(Excerpts from a figure dataset)
* begin *
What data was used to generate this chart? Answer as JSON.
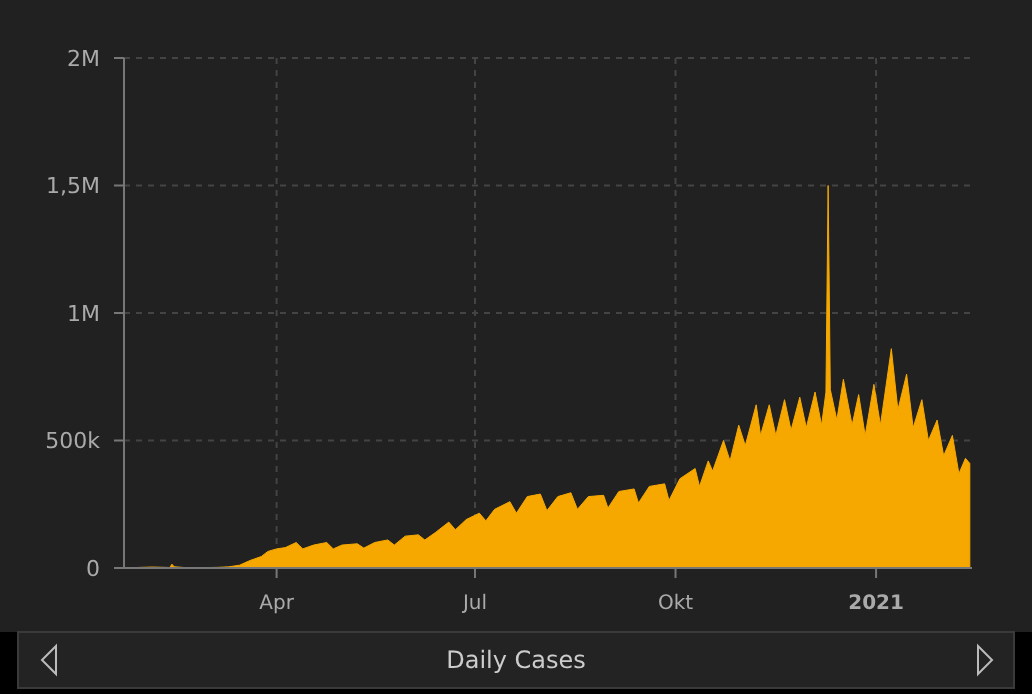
{
  "chart_data": {
    "type": "area",
    "title": "Daily Cases",
    "color": "#f7a800",
    "x": [
      "2020-01-22",
      "2020-01-28",
      "2020-02-04",
      "2020-02-12",
      "2020-02-13",
      "2020-02-14",
      "2020-02-20",
      "2020-02-28",
      "2020-03-05",
      "2020-03-10",
      "2020-03-15",
      "2020-03-20",
      "2020-03-25",
      "2020-03-28",
      "2020-04-01",
      "2020-04-05",
      "2020-04-10",
      "2020-04-13",
      "2020-04-18",
      "2020-04-24",
      "2020-04-27",
      "2020-05-01",
      "2020-05-08",
      "2020-05-11",
      "2020-05-16",
      "2020-05-22",
      "2020-05-25",
      "2020-05-30",
      "2020-06-05",
      "2020-06-08",
      "2020-06-13",
      "2020-06-19",
      "2020-06-22",
      "2020-06-27",
      "2020-07-03",
      "2020-07-06",
      "2020-07-10",
      "2020-07-17",
      "2020-07-20",
      "2020-07-25",
      "2020-07-31",
      "2020-08-03",
      "2020-08-08",
      "2020-08-14",
      "2020-08-17",
      "2020-08-22",
      "2020-08-29",
      "2020-08-31",
      "2020-09-05",
      "2020-09-12",
      "2020-09-14",
      "2020-09-19",
      "2020-09-26",
      "2020-09-28",
      "2020-10-03",
      "2020-10-10",
      "2020-10-12",
      "2020-10-16",
      "2020-10-18",
      "2020-10-23",
      "2020-10-26",
      "2020-10-30",
      "2020-11-02",
      "2020-11-07",
      "2020-11-09",
      "2020-11-13",
      "2020-11-16",
      "2020-11-20",
      "2020-11-23",
      "2020-11-27",
      "2020-11-30",
      "2020-12-04",
      "2020-12-07",
      "2020-12-09",
      "2020-12-10",
      "2020-12-11",
      "2020-12-14",
      "2020-12-17",
      "2020-12-21",
      "2020-12-24",
      "2020-12-27",
      "2020-12-31",
      "2021-01-03",
      "2021-01-08",
      "2021-01-11",
      "2021-01-15",
      "2021-01-18",
      "2021-01-22",
      "2021-01-25",
      "2021-01-29",
      "2021-02-01",
      "2021-02-05",
      "2021-02-08",
      "2021-02-11",
      "2021-02-13"
    ],
    "values": [
      600,
      2000,
      3800,
      2000,
      15000,
      5000,
      900,
      1500,
      2500,
      4500,
      11000,
      30000,
      45000,
      65000,
      75000,
      80000,
      100000,
      75000,
      90000,
      100000,
      75000,
      90000,
      95000,
      78000,
      100000,
      110000,
      90000,
      125000,
      130000,
      110000,
      140000,
      180000,
      150000,
      190000,
      215000,
      185000,
      230000,
      260000,
      215000,
      280000,
      290000,
      225000,
      280000,
      295000,
      230000,
      280000,
      285000,
      235000,
      300000,
      310000,
      255000,
      320000,
      330000,
      265000,
      350000,
      390000,
      320000,
      420000,
      380000,
      500000,
      420000,
      560000,
      480000,
      640000,
      520000,
      640000,
      520000,
      660000,
      540000,
      670000,
      550000,
      690000,
      560000,
      690000,
      1500000,
      700000,
      580000,
      740000,
      560000,
      680000,
      520000,
      720000,
      560000,
      860000,
      620000,
      760000,
      550000,
      660000,
      500000,
      580000,
      440000,
      520000,
      370000,
      430000,
      410000
    ],
    "xlim": [
      "2020-01-22",
      "2021-02-14"
    ],
    "xticks": [
      {
        "value": "2020-04-01",
        "label": "Apr"
      },
      {
        "value": "2020-07-01",
        "label": "Jul"
      },
      {
        "value": "2020-10-01",
        "label": "Okt"
      },
      {
        "value": "2021-01-01",
        "label": "2021"
      }
    ],
    "ylim": [
      0,
      2000000
    ],
    "yticks": [
      0,
      {
        "value": 500000,
        "label": "500k"
      },
      {
        "value": 1000000,
        "label": "1M"
      },
      {
        "value": 1500000,
        "label": "1,5M"
      },
      {
        "value": 2000000,
        "label": "2M"
      }
    ],
    "grid": true
  }
}
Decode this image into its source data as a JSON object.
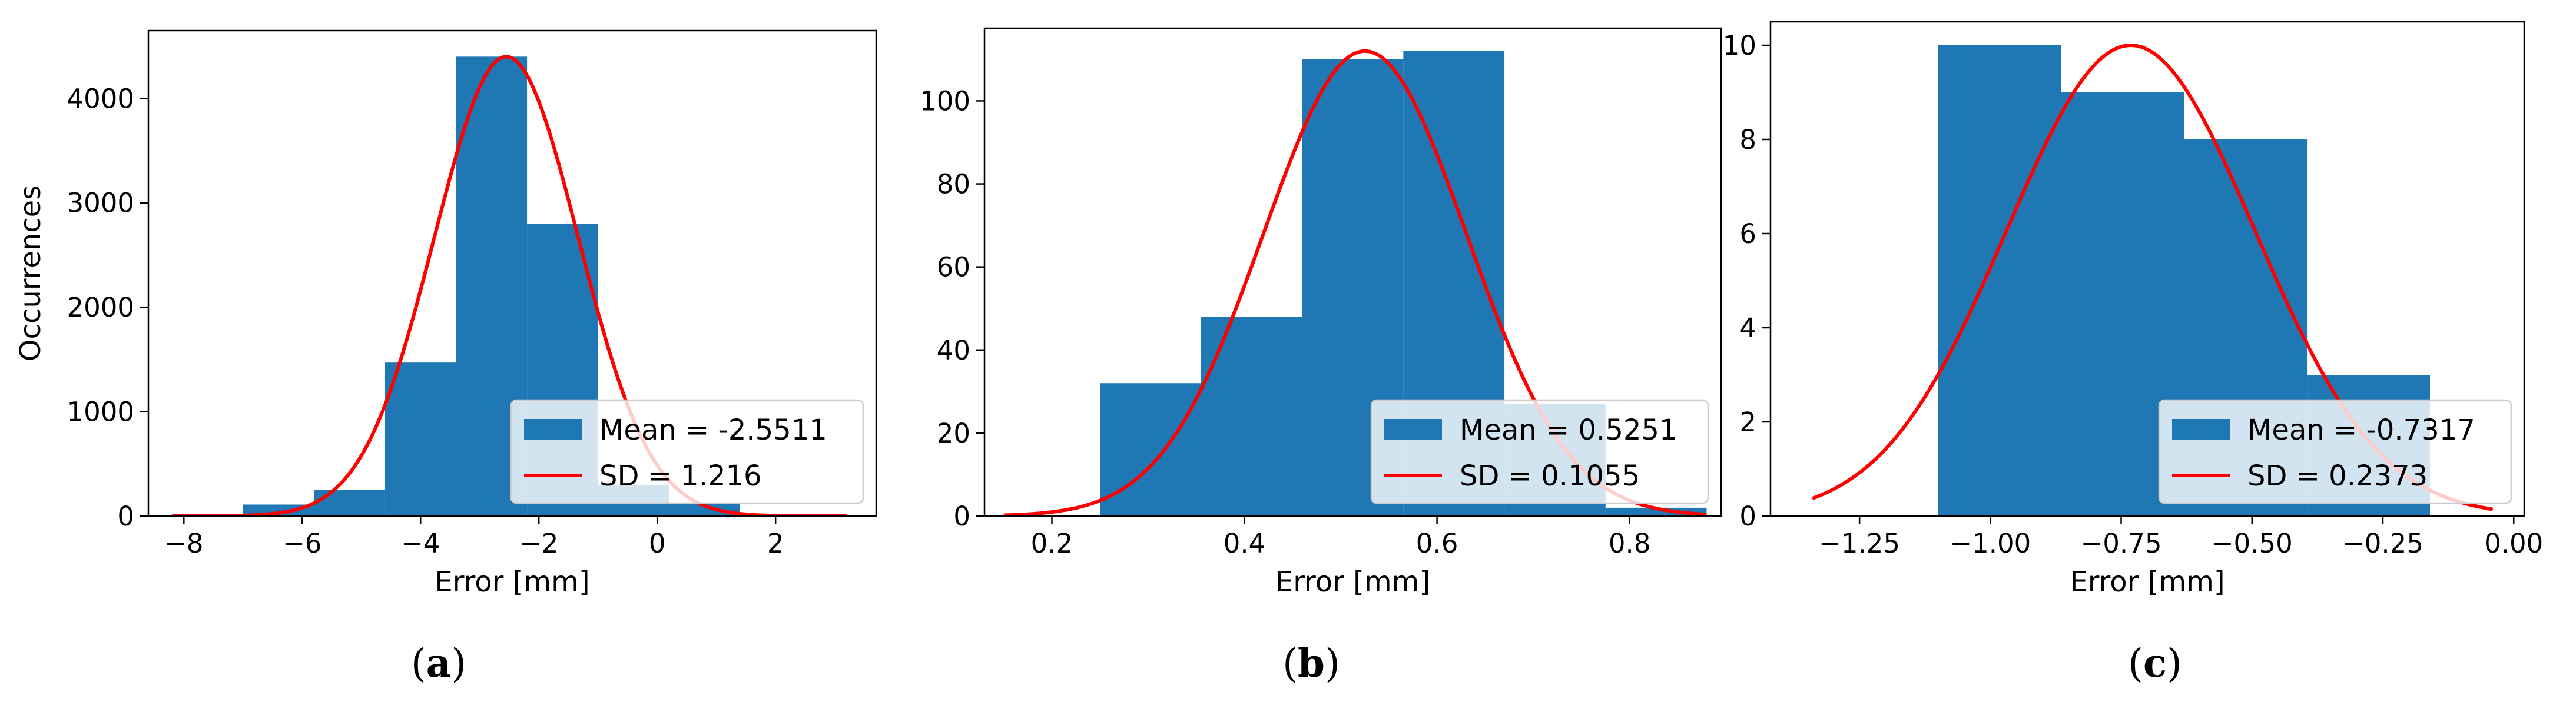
{
  "colors": {
    "bar": "#1f77b4",
    "fit_line": "#ff0000",
    "legend_frame": "#cccccc"
  },
  "chart_data": [
    {
      "type": "bar",
      "panel": "(a)",
      "caption_letter": "a",
      "xlabel": "Error [mm]",
      "ylabel": "Occurrences",
      "xlim": [
        -8.6,
        3.7
      ],
      "ylim": [
        0,
        4650
      ],
      "xticks": [
        -8,
        -6,
        -4,
        -2,
        0,
        2
      ],
      "yticks": [
        0,
        1000,
        2000,
        3000,
        4000
      ],
      "bins": [
        {
          "x0": -8.2,
          "x1": -7.0,
          "value": 10
        },
        {
          "x0": -7.0,
          "x1": -5.8,
          "value": 110
        },
        {
          "x0": -5.8,
          "x1": -4.6,
          "value": 250
        },
        {
          "x0": -4.6,
          "x1": -3.4,
          "value": 1470
        },
        {
          "x0": -3.4,
          "x1": -2.2,
          "value": 4400
        },
        {
          "x0": -2.2,
          "x1": -1.0,
          "value": 2800
        },
        {
          "x0": -1.0,
          "x1": 0.2,
          "value": 300
        },
        {
          "x0": 0.2,
          "x1": 1.4,
          "value": 130
        },
        {
          "x0": 1.4,
          "x1": 2.6,
          "value": 10
        },
        {
          "x0": 2.6,
          "x1": 3.2,
          "value": 5
        }
      ],
      "fit": {
        "mean": -2.5511,
        "sd": 1.216,
        "peak": 4400,
        "x_start": -8.2,
        "x_end": 3.2
      },
      "legend": {
        "position": "lower-right",
        "entries": [
          "Mean = -2.5511",
          "SD = 1.216"
        ]
      }
    },
    {
      "type": "bar",
      "panel": "(b)",
      "caption_letter": "b",
      "xlabel": "Error [mm]",
      "ylabel": "",
      "xlim": [
        0.13,
        0.895
      ],
      "ylim": [
        0,
        117.5
      ],
      "xticks": [
        0.2,
        0.4,
        0.6,
        0.8
      ],
      "yticks": [
        0,
        20,
        40,
        60,
        80,
        100
      ],
      "bins": [
        {
          "x0": 0.25,
          "x1": 0.355,
          "value": 32
        },
        {
          "x0": 0.355,
          "x1": 0.46,
          "value": 48
        },
        {
          "x0": 0.46,
          "x1": 0.565,
          "value": 110
        },
        {
          "x0": 0.565,
          "x1": 0.67,
          "value": 112
        },
        {
          "x0": 0.67,
          "x1": 0.775,
          "value": 27
        },
        {
          "x0": 0.775,
          "x1": 0.88,
          "value": 2
        }
      ],
      "fit": {
        "mean": 0.5251,
        "sd": 0.1055,
        "peak": 112,
        "x_start": 0.15,
        "x_end": 0.88
      },
      "legend": {
        "position": "lower-right",
        "entries": [
          "Mean = 0.5251",
          "SD = 0.1055"
        ]
      }
    },
    {
      "type": "bar",
      "panel": "(c)",
      "caption_letter": "c",
      "xlabel": "Error [mm]",
      "ylabel": "",
      "xlim": [
        -1.42,
        0.02
      ],
      "ylim": [
        0,
        10.5
      ],
      "xticks": [
        -1.25,
        -1.0,
        -0.75,
        -0.5,
        -0.25,
        0.0
      ],
      "xtick_labels": [
        "−1.25",
        "−1.00",
        "−0.75",
        "−0.50",
        "−0.25",
        "0.00"
      ],
      "yticks": [
        0,
        2,
        4,
        6,
        8,
        10
      ],
      "bins": [
        {
          "x0": -1.1,
          "x1": -0.865,
          "value": 10
        },
        {
          "x0": -0.865,
          "x1": -0.63,
          "value": 9
        },
        {
          "x0": -0.63,
          "x1": -0.395,
          "value": 8
        },
        {
          "x0": -0.395,
          "x1": -0.16,
          "value": 3
        }
      ],
      "fit": {
        "mean": -0.7317,
        "sd": 0.2373,
        "peak": 10,
        "x_start": -1.34,
        "x_end": -0.04
      },
      "legend": {
        "position": "lower-right",
        "entries": [
          "Mean = -0.7317",
          "SD = 0.2373"
        ]
      }
    }
  ]
}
* end *
Give only the number of lines in the data that hold the word "JSON".

*OUTPUT*
2